> **A run of records**:
------------

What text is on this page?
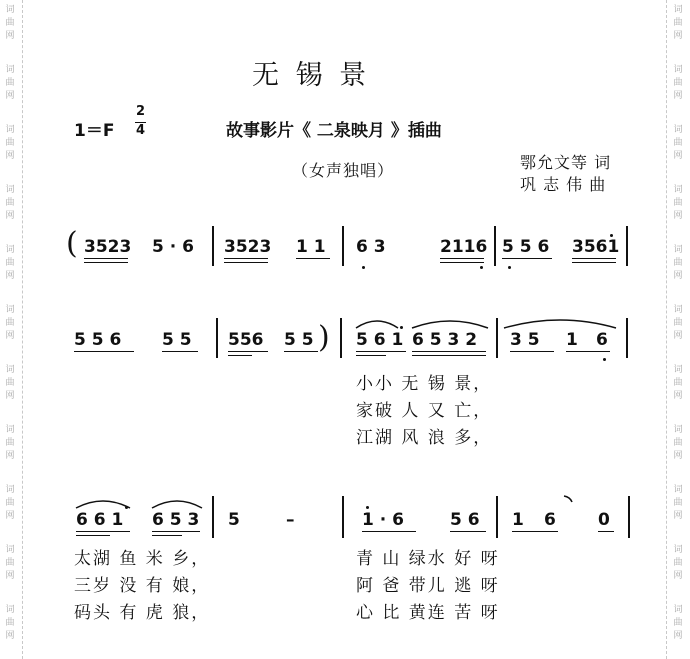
词
曲
网
词
曲
网
词
曲
网
词
曲
网
词
曲
网
词
曲
网
词
曲
网
词
曲
网
词
曲
网
词
曲
网
词
曲
网
词
曲
网
词
曲
网
词
曲
网
词
曲
网
词
曲
网
词
曲
网
词
曲
网
词
曲
网
词
曲
网
词
曲
网
词
曲
网
无 锡 景
1＝F
2
4	故事影片《 二泉映月 》插曲
（女声独唱）	鄂允文等 词
巩 志 伟 曲
( 3523 5 · 6 3523 1 1 6 3	2116 5 5 6 3561
5 5 6 5 5 556 5 5 ) 5 6 1 6 5 3 2 3 5 1 6
小小 无 锡 景，
家破 人 又 亡，
江湖 风 浪 多，
6 6 1 6 5 3 5	–	1 · 6	5 6 1 6 0
太湖 鱼 米 乡，
三岁 没 有 娘，
码头 有 虎 狼，
青 山 绿水 好 呀
阿 爸 带儿 逃 呀
心 比 黄连 苦 呀
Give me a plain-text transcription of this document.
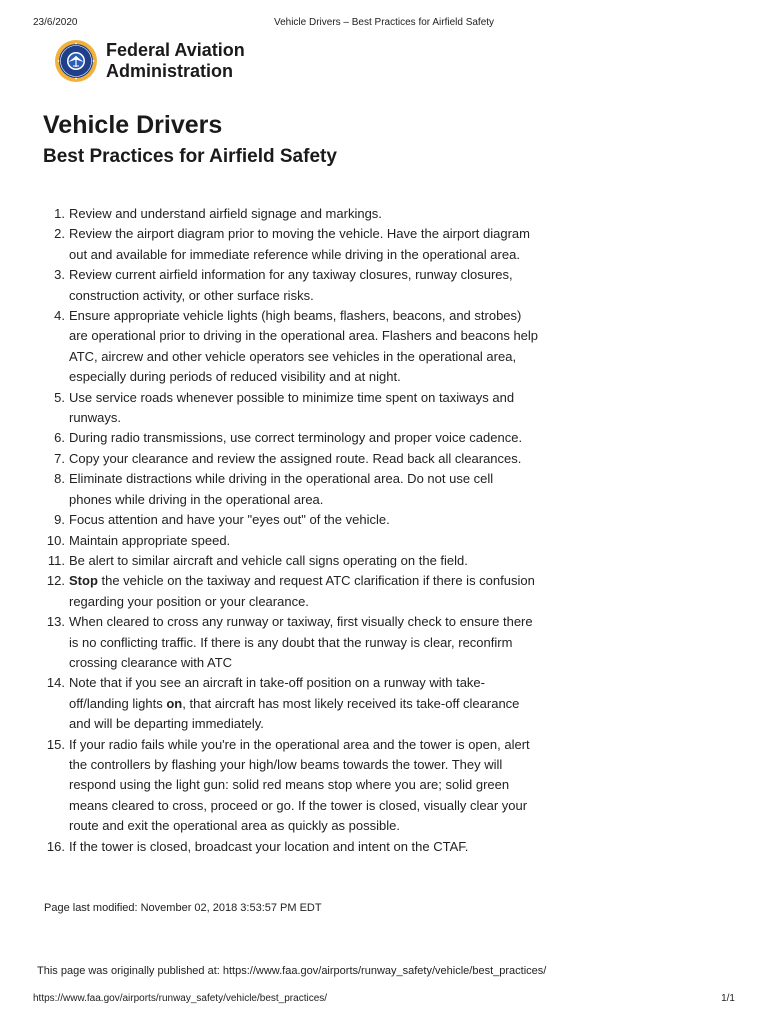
23/6/2020	Vehicle Drivers – Best Practices for Airfield Safety
Federal Aviation
Administration
Vehicle Drivers
Best Practices for Airfield Safety
Review and understand airfield signage and markings.
Review the airport diagram prior to moving the vehicle. Have the airport diagram out and available for immediate reference while driving in the operational area.
Review current airfield information for any taxiway closures, runway closures, construction activity, or other surface risks.
Ensure appropriate vehicle lights (high beams, flashers, beacons, and strobes) are operational prior to driving in the operational area. Flashers and beacons help ATC, aircrew and other vehicle operators see vehicles in the operational area, especially during periods of reduced visibility and at night.
Use service roads whenever possible to minimize time spent on taxiways and runways.
During radio transmissions, use correct terminology and proper voice cadence.
Copy your clearance and review the assigned route. Read back all clearances.
Eliminate distractions while driving in the operational area. Do not use cell phones while driving in the operational area.
Focus attention and have your "eyes out" of the vehicle.
Maintain appropriate speed.
Be alert to similar aircraft and vehicle call signs operating on the field.
Stop the vehicle on the taxiway and request ATC clarification if there is confusion regarding your position or your clearance.
When cleared to cross any runway or taxiway, first visually check to ensure there is no conflicting traffic. If there is any doubt that the runway is clear, reconfirm crossing clearance with ATC
Note that if you see an aircraft in take-off position on a runway with take-off/landing lights on, that aircraft has most likely received its take-off clearance and will be departing immediately.
If your radio fails while you're in the operational area and the tower is open, alert the controllers by flashing your high/low beams towards the tower. They will respond using the light gun: solid red means stop where you are; solid green means cleared to cross, proceed or go. If the tower is closed, visually clear your route and exit the operational area as quickly as possible.
If the tower is closed, broadcast your location and intent on the CTAF.
Page last modified: November 02, 2018 3:53:57 PM EDT
This page was originally published at: https://www.faa.gov/airports/runway_safety/vehicle/best_practices/
https://www.faa.gov/airports/runway_safety/vehicle/best_practices/	1/1
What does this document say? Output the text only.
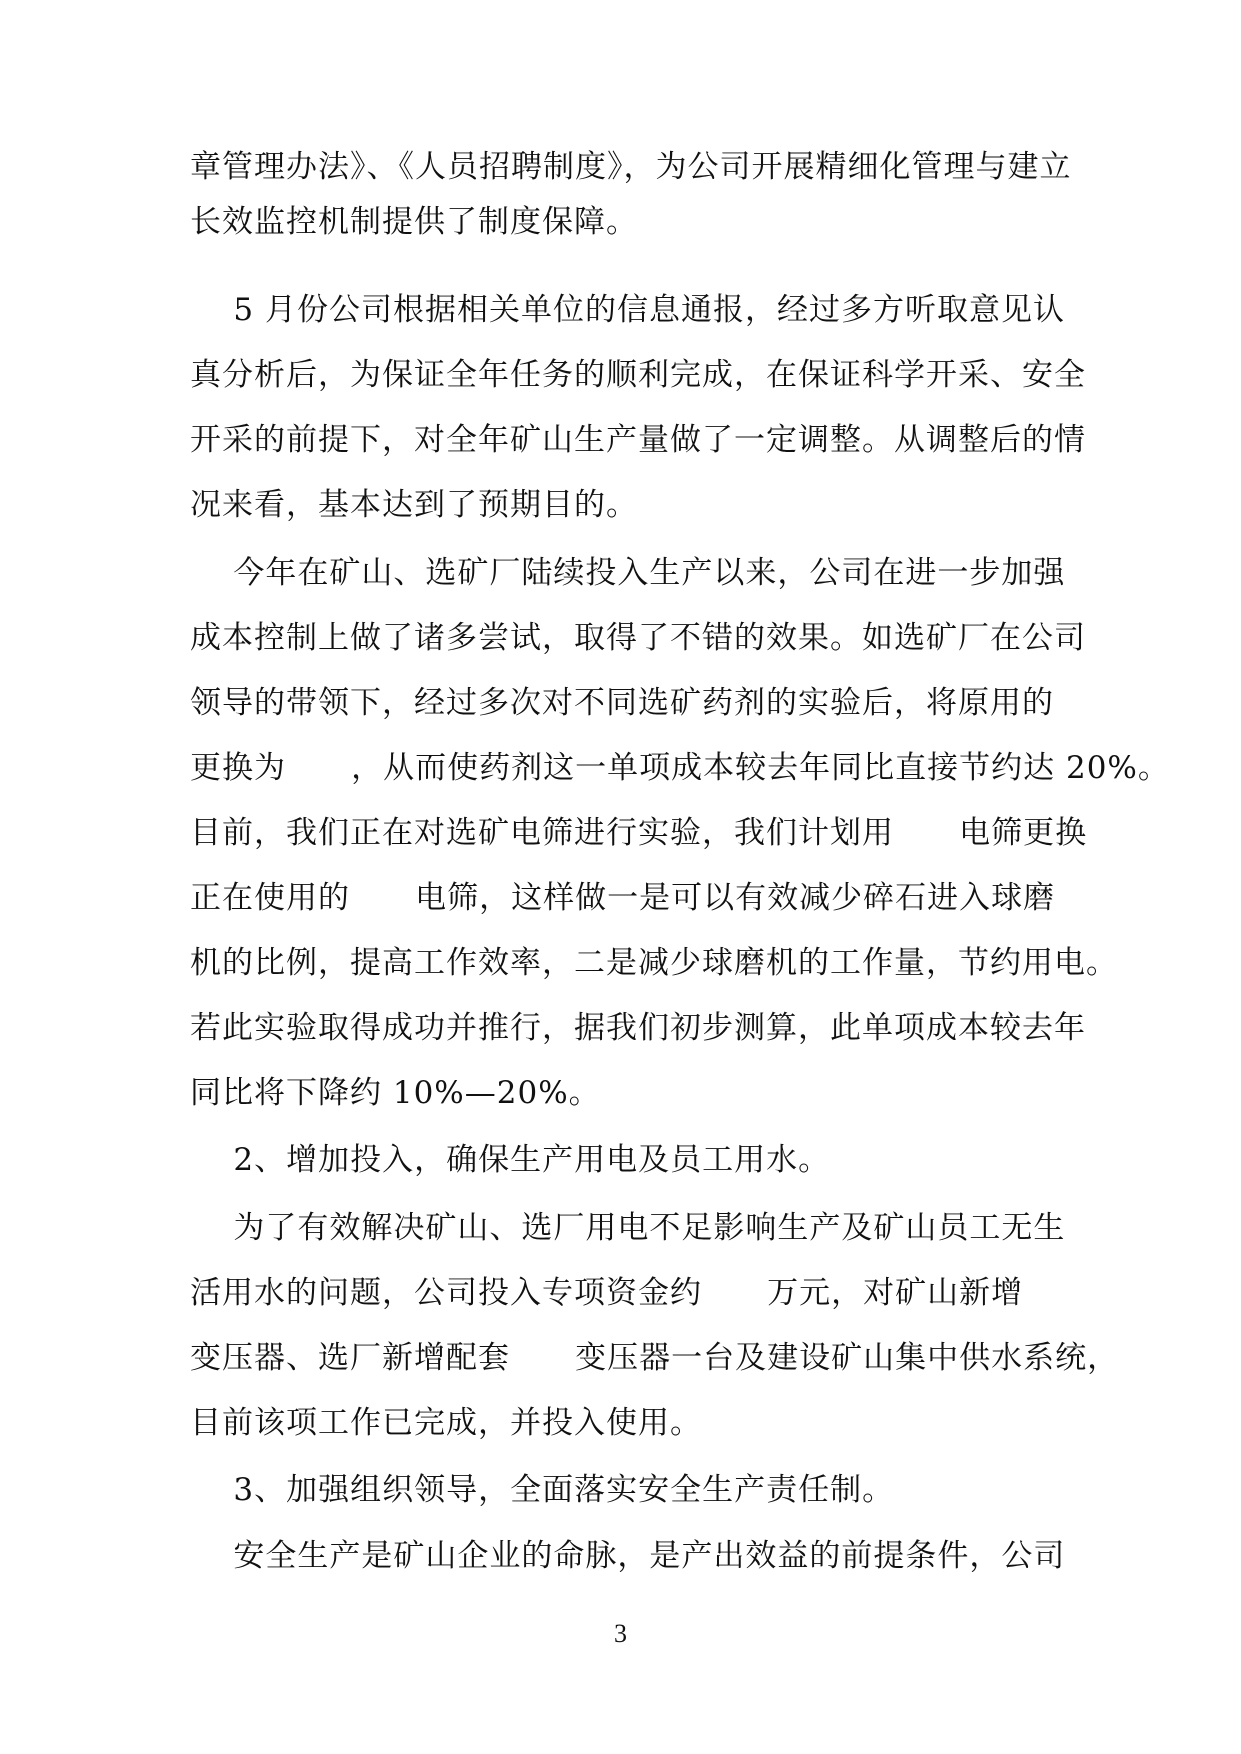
章管理办法》、《人员招聘制度》，为公司开展精细化管理与建立
长效监控机制提供了制度保障。
5 月份公司根据相关单位的信息通报，经过多方听取意见认
真分析后，为保证全年任务的顺利完成，在保证科学开采、安全
开采的前提下，对全年矿山生产量做了一定调整。从调整后的情
况来看，基本达到了预期目的。
今年在矿山、选矿厂陆续投入生产以来，公司在进一步加强
成本控制上做了诸多尝试，取得了不错的效果。如选矿厂在公司
领导的带领下，经过多次对不同选矿药剂的实验后，将原用的
更换为      ，从而使药剂这一单项成本较去年同比直接节约达 20%。
目前，我们正在对选矿电筛进行实验，我们计划用      电筛更换
正在使用的      电筛，这样做一是可以有效减少碎石进入球磨
机的比例，提高工作效率，二是减少球磨机的工作量，节约用电。
若此实验取得成功并推行，据我们初步测算，此单项成本较去年
同比将下降约 10%—20%。
2、增加投入，确保生产用电及员工用水。
为了有效解决矿山、选厂用电不足影响生产及矿山员工无生
活用水的问题，公司投入专项资金约      万元，对矿山新增
变压器、选厂新增配套      变压器一台及建设矿山集中供水系统，
目前该项工作已完成，并投入使用。
3、加强组织领导，全面落实安全生产责任制。
安全生产是矿山企业的命脉，是产出效益的前提条件，公司
3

------------

Copy the data exactly. Any picture it contains is to be omitted.

What text is on this page?
词
曲
网
词
曲
网
词
曲
网
词
曲
网
词
曲
网
词
曲
网
词
曲
网
词
曲
网
词
曲
网
词
曲
网
词
曲
网
词
曲
网
词
曲
网
词
曲
网
词
曲
网
词
曲
网
词
曲
网
词
曲
网
词
曲
网
词
曲
网
词
曲
网
词
曲
网
无 锡 景
1＝F
2
4	故事影片《 二泉映月 》插曲
（女声独唱）	鄂允文等 词
巩 志 伟 曲
( 3523 5 · 6 3523 1 1 6 3	2116 5 5 6 3561
5 5 6 5 5 556 5 5 ) 5 6 1 6 5 3 2 3 5 1 6
小小 无 锡 景，
家破 人 又 亡，
江湖 风 浪 多，
6 6 1 6 5 3 5	–	1 · 6	5 6 1 6 0
太湖 鱼 米 乡，
三岁 没 有 娘，
码头 有 虎 狼，
青 山 绿水 好 呀
阿 爸 带儿 逃 呀
心 比 黄连 苦 呀
Give me a plain-text transcription of this document.
23/6/2020	Vehicle Drivers – Best Practices for Airfield Safety
Federal Aviation
Administration
Vehicle Drivers
Best Practices for Airfield Safety
Review and understand airfield signage and markings.
Review the airport diagram prior to moving the vehicle. Have the airport diagram out and available for immediate reference while driving in the operational area.
Review current airfield information for any taxiway closures, runway closures, construction activity, or other surface risks.
Ensure appropriate vehicle lights (high beams, flashers, beacons, and strobes) are operational prior to driving in the operational area. Flashers and beacons help ATC, aircrew and other vehicle operators see vehicles in the operational area, especially during periods of reduced visibility and at night.
Use service roads whenever possible to minimize time spent on taxiways and runways.
During radio transmissions, use correct terminology and proper voice cadence.
Copy your clearance and review the assigned route. Read back all clearances.
Eliminate distractions while driving in the operational area. Do not use cell phones while driving in the operational area.
Focus attention and have your "eyes out" of the vehicle.
Maintain appropriate speed.
Be alert to similar aircraft and vehicle call signs operating on the field.
Stop the vehicle on the taxiway and request ATC clarification if there is confusion regarding your position or your clearance.
When cleared to cross any runway or taxiway, first visually check to ensure there is no conflicting traffic. If there is any doubt that the runway is clear, reconfirm crossing clearance with ATC
Note that if you see an aircraft in take-off position on a runway with take-off/landing lights on, that aircraft has most likely received its take-off clearance and will be departing immediately.
If your radio fails while you're in the operational area and the tower is open, alert the controllers by flashing your high/low beams towards the tower. They will respond using the light gun: solid red means stop where you are; solid green means cleared to cross, proceed or go. If the tower is closed, visually clear your route and exit the operational area as quickly as possible.
If the tower is closed, broadcast your location and intent on the CTAF.
Page last modified: November 02, 2018 3:53:57 PM EDT
This page was originally published at: https://www.faa.gov/airports/runway_safety/vehicle/best_practices/
https://www.faa.gov/airports/runway_safety/vehicle/best_practices/	1/1
What does this document say? Output the text only.
章管理办法》、《人员招聘制度》，为公司开展精细化管理与建立
长效监控机制提供了制度保障。
5 月份公司根据相关单位的信息通报，经过多方听取意见认
真分析后，为保证全年任务的顺利完成，在保证科学开采、安全
开采的前提下，对全年矿山生产量做了一定调整。从调整后的情
况来看，基本达到了预期目的。
今年在矿山、选矿厂陆续投入生产以来，公司在进一步加强
成本控制上做了诸多尝试，取得了不错的效果。如选矿厂在公司
领导的带领下，经过多次对不同选矿药剂的实验后，将原用的
更换为      ，从而使药剂这一单项成本较去年同比直接节约达 20%。
目前，我们正在对选矿电筛进行实验，我们计划用      电筛更换
正在使用的      电筛，这样做一是可以有效减少碎石进入球磨
机的比例，提高工作效率，二是减少球磨机的工作量，节约用电。
若此实验取得成功并推行，据我们初步测算，此单项成本较去年
同比将下降约 10%—20%。
2、增加投入，确保生产用电及员工用水。
为了有效解决矿山、选厂用电不足影响生产及矿山员工无生
活用水的问题，公司投入专项资金约      万元，对矿山新增
变压器、选厂新增配套      变压器一台及建设矿山集中供水系统，
目前该项工作已完成，并投入使用。
3、加强组织领导，全面落实安全生产责任制。
安全生产是矿山企业的命脉，是产出效益的前提条件，公司
3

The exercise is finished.